Work to be completed
Collect all lines from the records below that include the word "Original".

Items from a data source
-- start --

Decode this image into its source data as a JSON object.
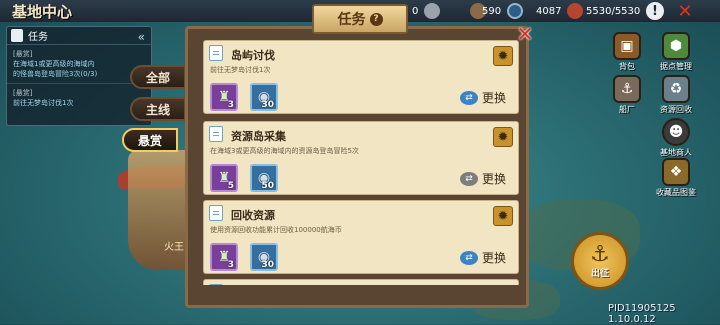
{
  "header": {
    "title": "基地中心",
    "resources": [
      {
        "icon": "gem-icon",
        "value": "0",
        "color": "#c9cfd6"
      },
      {
        "icon": "planet-icon",
        "value": "590",
        "color": "#8b6a48"
      },
      {
        "icon": "coin-icon",
        "value": "4087",
        "color": "#2b5d8a"
      },
      {
        "icon": "meat-icon",
        "value": "5530/5530",
        "color": "#b5452e"
      }
    ]
  },
  "sidebar": {
    "title": "任务",
    "items": [
      {
        "tag": "[悬赏]",
        "lines": [
          "在海域1或更高级的海域内",
          "的怪兽岛登岛冒险3次(0/3)"
        ]
      },
      {
        "tag": "[悬赏]",
        "lines": [
          "前往无梦岛讨伐1次"
        ]
      }
    ]
  },
  "filters": {
    "all": "全部",
    "main": "主线",
    "bounty": "悬赏"
  },
  "modal": {
    "title": "任务",
    "tasks": [
      {
        "name": "岛屿讨伐",
        "desc": "前往无梦岛讨伐1次",
        "rewards": [
          {
            "icon": "soldier-icon",
            "count": "3"
          },
          {
            "icon": "coin-icon",
            "count": "30"
          }
        ],
        "swap_label": "更换"
      },
      {
        "name": "资源岛采集",
        "desc": "在海域3或更高级的海域内的资源岛登岛冒险5次",
        "rewards": [
          {
            "icon": "soldier-icon",
            "count": "5"
          },
          {
            "icon": "coin-icon",
            "count": "50"
          }
        ],
        "swap_label": "更换"
      },
      {
        "name": "回收资源",
        "desc": "使用资源回收功能累计回收100000航海币",
        "rewards": [
          {
            "icon": "soldier-icon",
            "count": "3"
          },
          {
            "icon": "coin-icon",
            "count": "30"
          }
        ],
        "swap_label": "更换"
      }
    ]
  },
  "right_menu": [
    {
      "label": "背包",
      "icon": "backpack-icon",
      "color": "#8b5a2b"
    },
    {
      "label": "据点管理",
      "icon": "map-pin-icon",
      "color": "#4d8a3b"
    },
    {
      "label": "船厂",
      "icon": "shipyard-icon",
      "color": "#7b6a5a"
    },
    {
      "label": "资源回收",
      "icon": "recycle-icon",
      "color": "#6b7f8c"
    },
    {
      "label": "基地商人",
      "icon": "merchant-icon",
      "color": "#3b3b3b"
    },
    {
      "label": "收藏品图鉴",
      "icon": "collection-icon",
      "color": "#8a6a2a"
    }
  ],
  "sail_button": "出征",
  "island_label": "火王",
  "build_id": "PID11905125 1.10.0.12"
}
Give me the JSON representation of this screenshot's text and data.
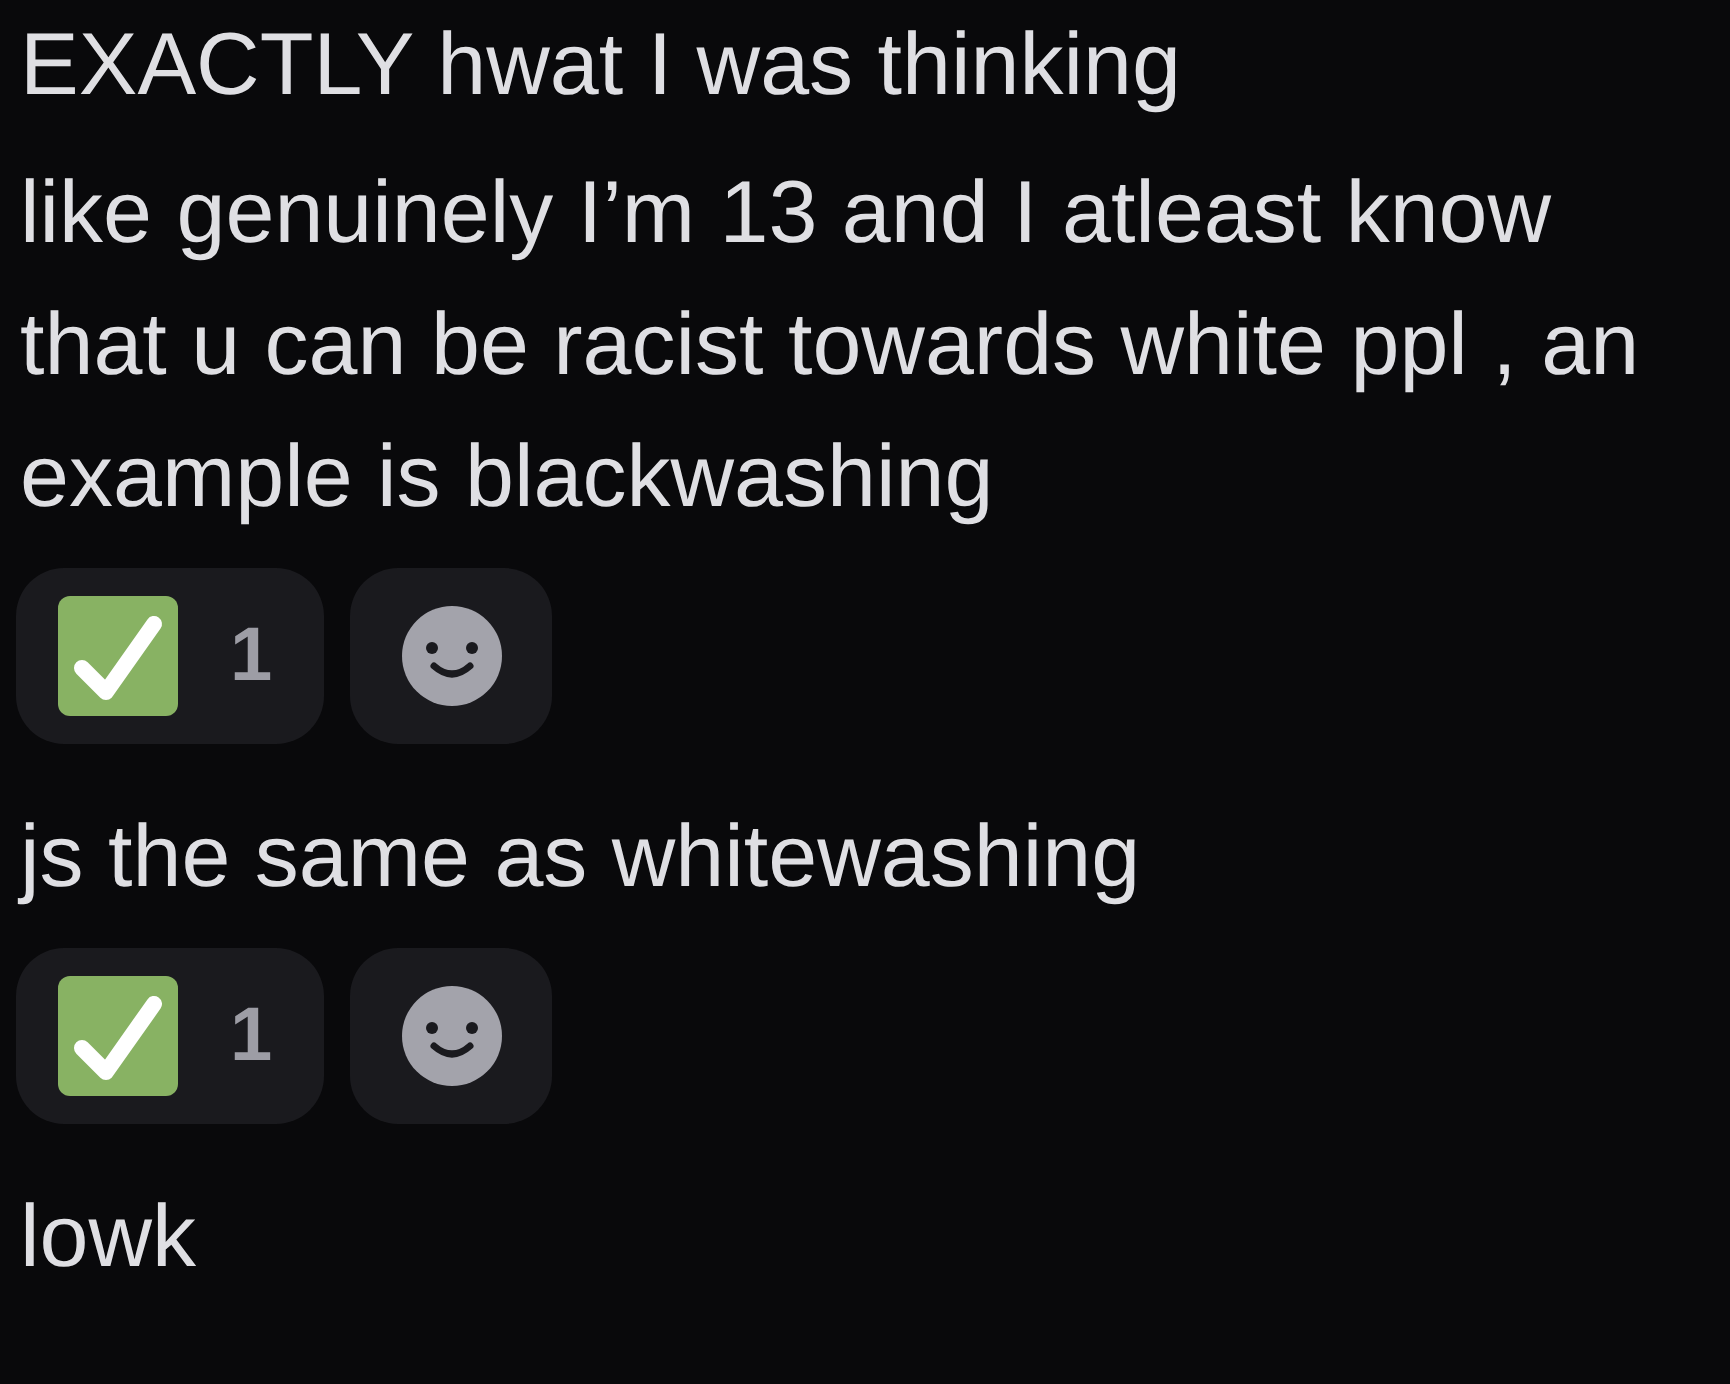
{
  "messages": [
    {
      "text": "EXACTLY hwat I was thinking"
    },
    {
      "text": "like genuinely I’m 13 and I atleast know that u can be racist towards white ppl , an example is blackwashing",
      "reactions": [
        {
          "count": "1"
        }
      ]
    },
    {
      "text": "js the same as whitewashing",
      "reactions": [
        {
          "count": "1"
        }
      ]
    },
    {
      "text": "lowk"
    }
  ]
}
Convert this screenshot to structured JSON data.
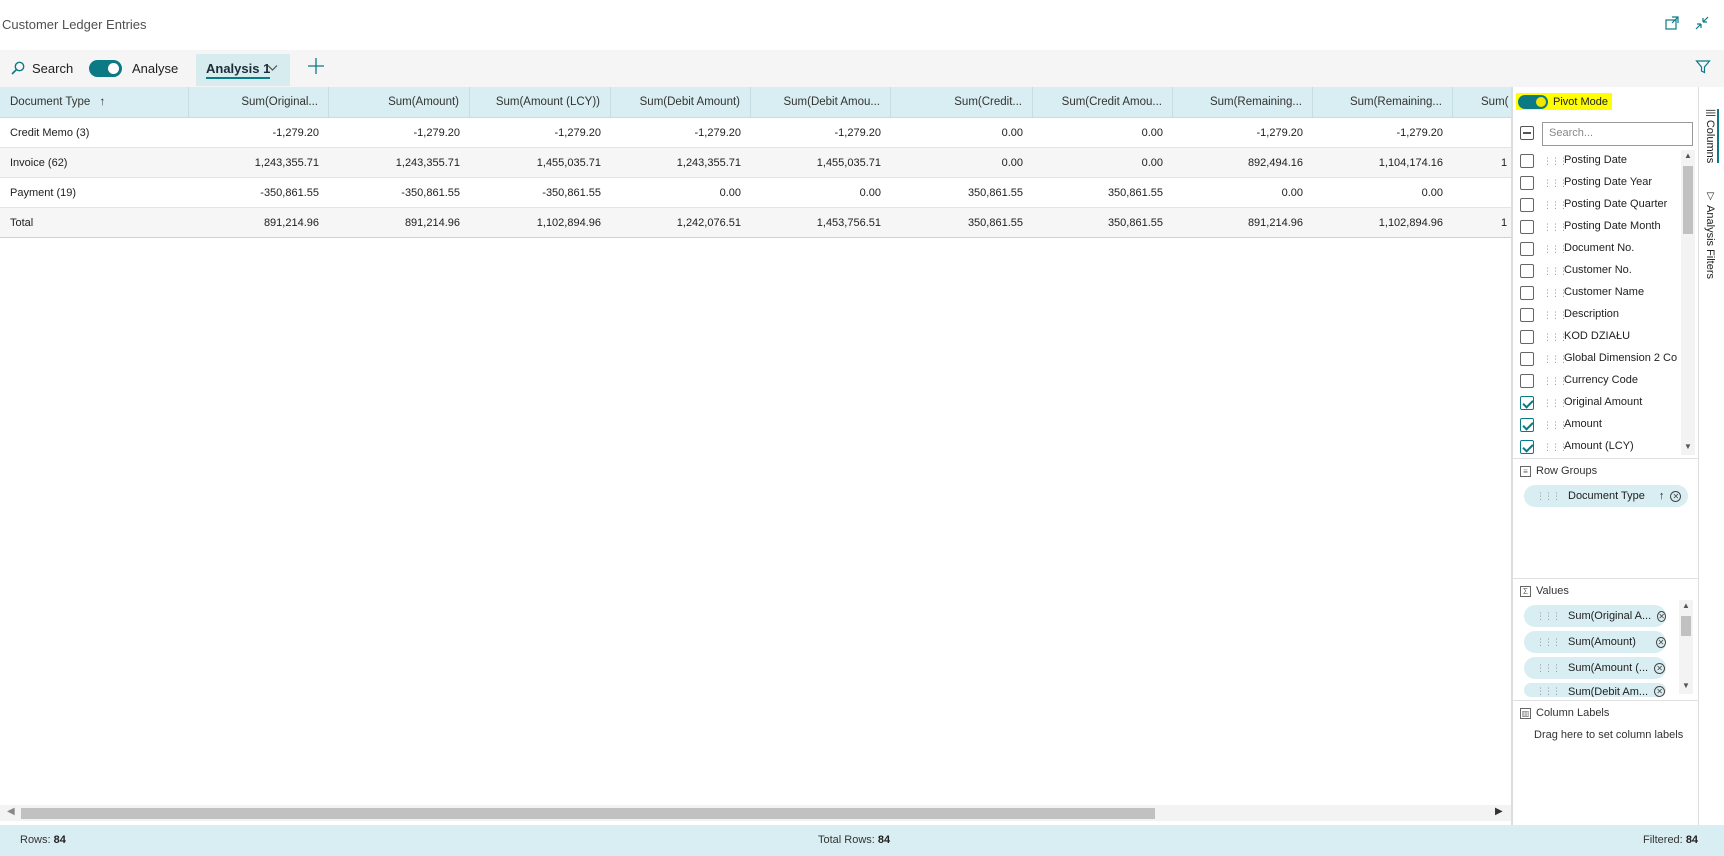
{
  "window": {
    "title": "Customer Ledger Entries"
  },
  "toolbar": {
    "search_label": "Search",
    "analyse_label": "Analyse",
    "tab_label": "Analysis 1"
  },
  "grid": {
    "headers": [
      "Document Type",
      "Sum(Original...",
      "Sum(Amount)",
      "Sum(Amount (LCY))",
      "Sum(Debit Amount)",
      "Sum(Debit Amou...",
      "Sum(Credit...",
      "Sum(Credit Amou...",
      "Sum(Remaining...",
      "Sum(Remaining...",
      "Sum("
    ],
    "rows": [
      [
        "Credit Memo (3)",
        "-1,279.20",
        "-1,279.20",
        "-1,279.20",
        "-1,279.20",
        "-1,279.20",
        "0.00",
        "0.00",
        "-1,279.20",
        "-1,279.20",
        ""
      ],
      [
        "Invoice (62)",
        "1,243,355.71",
        "1,243,355.71",
        "1,455,035.71",
        "1,243,355.71",
        "1,455,035.71",
        "0.00",
        "0.00",
        "892,494.16",
        "1,104,174.16",
        "1"
      ],
      [
        "Payment (19)",
        "-350,861.55",
        "-350,861.55",
        "-350,861.55",
        "0.00",
        "0.00",
        "350,861.55",
        "350,861.55",
        "0.00",
        "0.00",
        ""
      ],
      [
        "Total",
        "891,214.96",
        "891,214.96",
        "1,102,894.96",
        "1,242,076.51",
        "1,453,756.51",
        "350,861.55",
        "350,861.55",
        "891,214.96",
        "1,102,894.96",
        "1"
      ]
    ]
  },
  "sidepanel": {
    "pivot_label": "Pivot Mode",
    "search_placeholder": "Search...",
    "columns": [
      {
        "name": "Posting Date",
        "checked": false
      },
      {
        "name": "Posting Date Year",
        "checked": false
      },
      {
        "name": "Posting Date Quarter",
        "checked": false
      },
      {
        "name": "Posting Date Month",
        "checked": false
      },
      {
        "name": "Document No.",
        "checked": false
      },
      {
        "name": "Customer No.",
        "checked": false
      },
      {
        "name": "Customer Name",
        "checked": false
      },
      {
        "name": "Description",
        "checked": false
      },
      {
        "name": "KOD DZIAŁU",
        "checked": false
      },
      {
        "name": "Global Dimension 2 Co",
        "checked": false
      },
      {
        "name": "Currency Code",
        "checked": false
      },
      {
        "name": "Original Amount",
        "checked": true
      },
      {
        "name": "Amount",
        "checked": true
      },
      {
        "name": "Amount (LCY)",
        "checked": true
      }
    ],
    "row_groups_label": "Row Groups",
    "row_group_pill": "Document Type",
    "values_label": "Values",
    "values": [
      "Sum(Original A...",
      "Sum(Amount)",
      "Sum(Amount (...",
      "Sum(Debit Am..."
    ],
    "column_labels_label": "Column Labels",
    "column_labels_hint": "Drag here to set column labels"
  },
  "side_tabs": {
    "columns": "Columns",
    "filters": "Analysis Filters"
  },
  "footer": {
    "rows_label": "Rows:",
    "rows_value": "84",
    "total_label": "Total Rows:",
    "total_value": "84",
    "filtered_label": "Filtered:",
    "filtered_value": "84"
  },
  "colors": {
    "accent": "#0b7a85",
    "header_bg": "#d9eef2",
    "highlight": "#ffff00"
  }
}
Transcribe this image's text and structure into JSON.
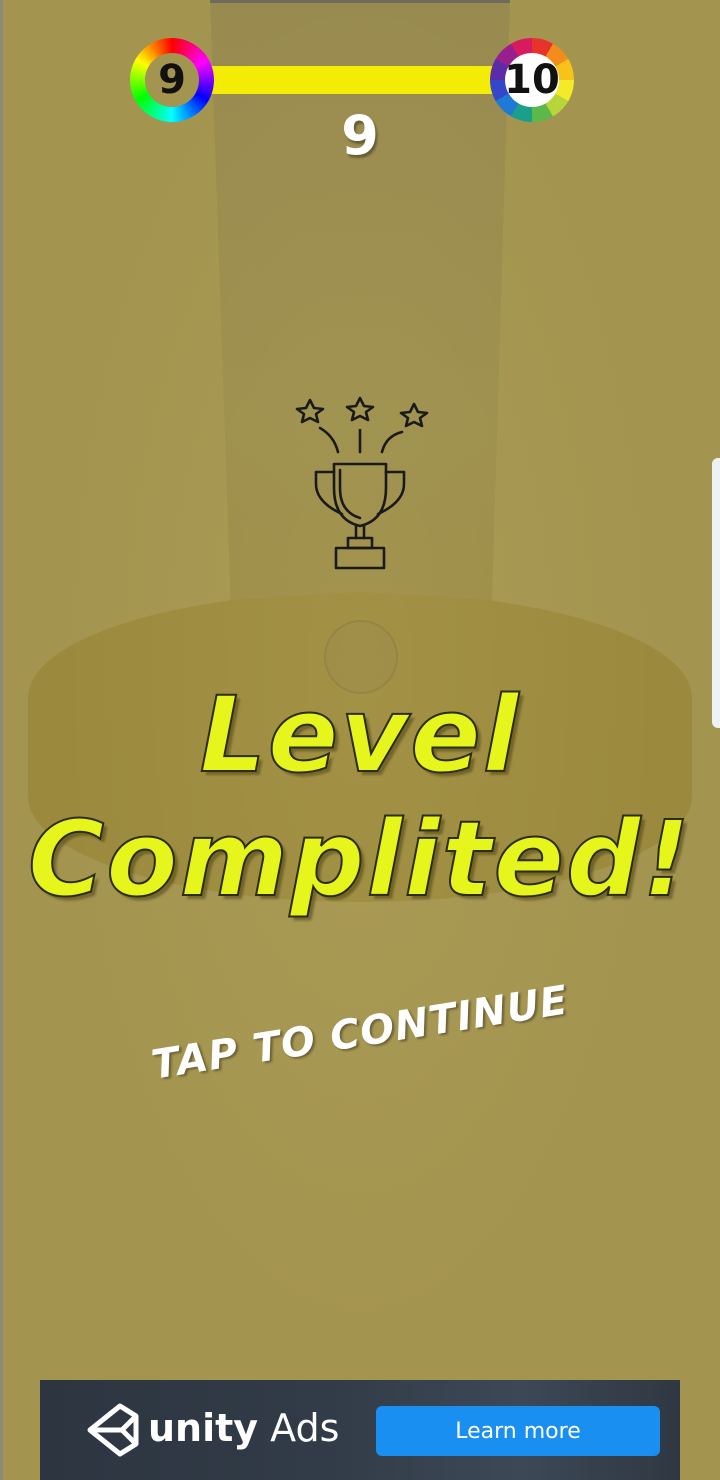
{
  "hud": {
    "current_level": "9",
    "next_level": "10",
    "score": "9",
    "progress": 1.0,
    "progress_color": "#f3ec06"
  },
  "result": {
    "title_line1": "Level",
    "title_line2": "Complited!",
    "title_color": "#e6f51c",
    "tap_prompt": "TAP TO CONTINUE"
  },
  "trophy": {
    "icon": "trophy-icon"
  },
  "ad": {
    "brand_icon": "unity-logo-icon",
    "brand_name": "unity",
    "brand_suffix": "Ads",
    "cta_label": "Learn more",
    "cta_color": "#1a8ff2"
  },
  "colors": {
    "background": "#a3944f"
  }
}
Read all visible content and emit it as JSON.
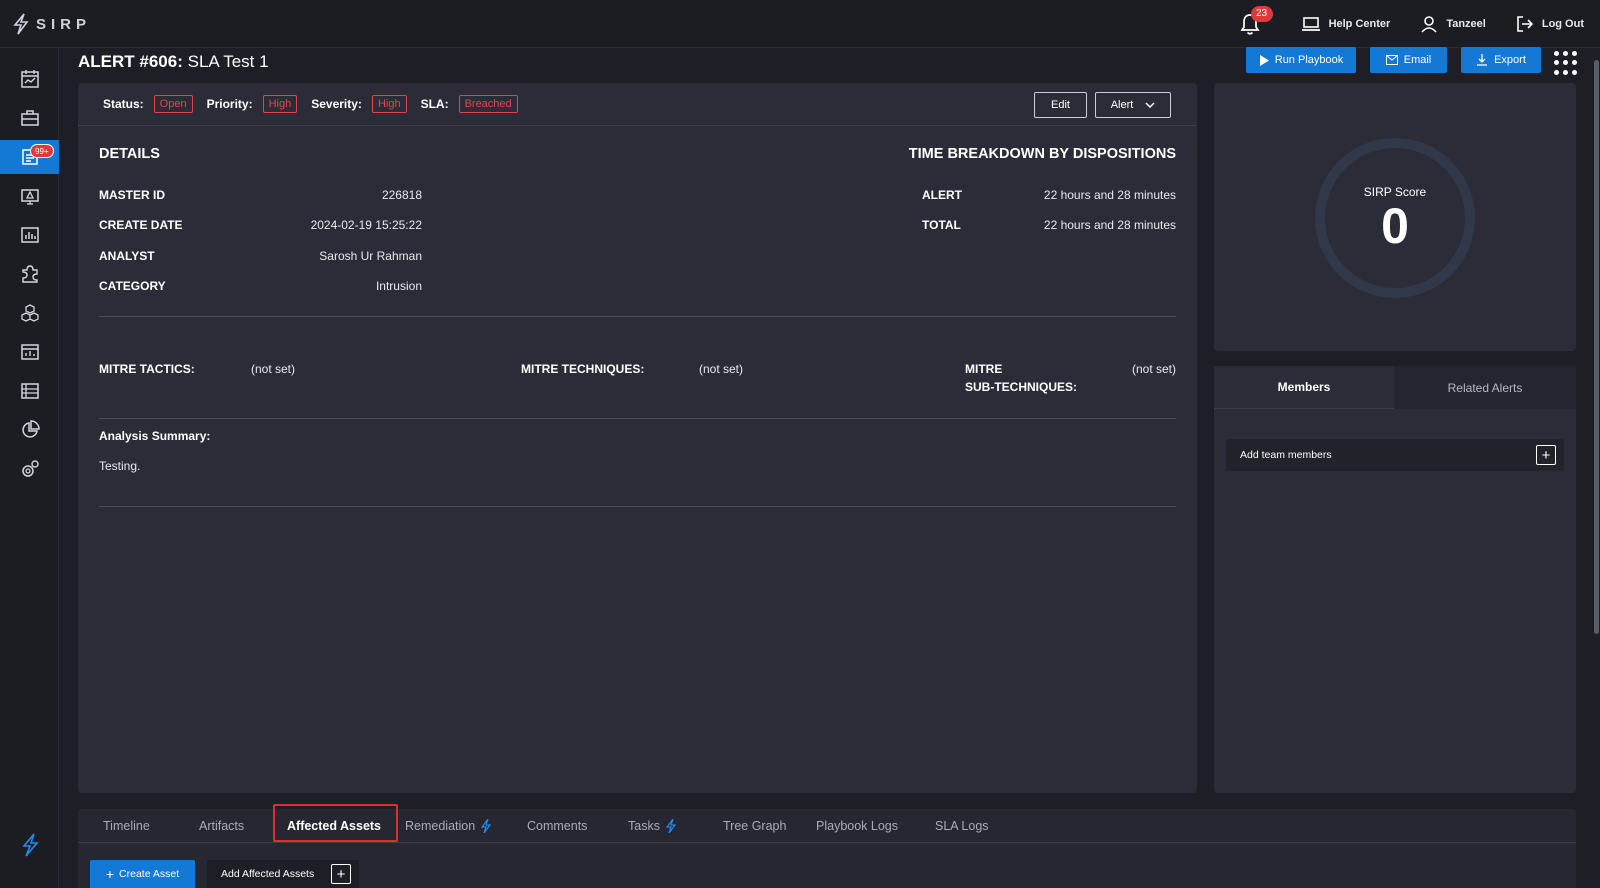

-- end --

The output
      "Sum(Original...",
        "name": "Original Amount",
      "Sum(Original A...",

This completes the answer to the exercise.